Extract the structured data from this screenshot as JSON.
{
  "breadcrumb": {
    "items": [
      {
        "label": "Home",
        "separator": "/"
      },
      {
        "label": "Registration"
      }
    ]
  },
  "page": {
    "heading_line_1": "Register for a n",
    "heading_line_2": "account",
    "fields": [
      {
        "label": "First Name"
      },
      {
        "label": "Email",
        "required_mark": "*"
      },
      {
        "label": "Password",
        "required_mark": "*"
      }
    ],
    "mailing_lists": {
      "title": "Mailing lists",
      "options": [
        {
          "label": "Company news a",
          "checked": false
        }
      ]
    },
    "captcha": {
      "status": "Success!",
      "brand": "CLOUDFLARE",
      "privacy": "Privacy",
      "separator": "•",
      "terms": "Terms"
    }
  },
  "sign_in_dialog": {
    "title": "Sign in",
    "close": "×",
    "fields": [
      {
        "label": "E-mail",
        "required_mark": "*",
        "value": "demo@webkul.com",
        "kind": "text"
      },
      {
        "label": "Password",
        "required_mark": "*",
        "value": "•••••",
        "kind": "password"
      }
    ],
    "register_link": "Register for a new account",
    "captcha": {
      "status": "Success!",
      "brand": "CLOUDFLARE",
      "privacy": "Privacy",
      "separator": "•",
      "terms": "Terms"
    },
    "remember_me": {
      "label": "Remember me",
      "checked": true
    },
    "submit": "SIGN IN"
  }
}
□ □ □ □ □
• [What is needed]: Retype the records above exactly.

• [Expected answer]:
Extract the structured data from this screenshot as JSON.
{
  "breadcrumb": {
    "items": [
      {
        "label": "Home",
        "separator": "/"
      },
      {
        "label": "Registration"
      }
    ]
  },
  "page": {
    "heading_line_1": "Register for a n",
    "heading_line_2": "account",
    "fields": [
      {
        "label": "First Name"
      },
      {
        "label": "Email",
        "required_mark": "*"
      },
      {
        "label": "Password",
        "required_mark": "*"
      }
    ],
    "mailing_lists": {
      "title": "Mailing lists",
      "options": [
        {
          "label": "Company news a",
          "checked": false
        }
      ]
    },
    "captcha": {
      "status": "Success!",
      "brand": "CLOUDFLARE",
      "privacy": "Privacy",
      "separator": "•",
      "terms": "Terms"
    }
  },
  "sign_in_dialog": {
    "title": "Sign in",
    "close": "×",
    "fields": [
      {
        "label": "E-mail",
        "required_mark": "*",
        "value": "demo@webkul.com",
        "kind": "text"
      },
      {
        "label": "Password",
        "required_mark": "*",
        "value": "•••••",
        "kind": "password"
      }
    ],
    "register_link": "Register for a new account",
    "captcha": {
      "status": "Success!",
      "brand": "CLOUDFLARE",
      "privacy": "Privacy",
      "separator": "•",
      "terms": "Terms"
    },
    "remember_me": {
      "label": "Remember me",
      "checked": true
    },
    "submit": "SIGN IN"
  }
}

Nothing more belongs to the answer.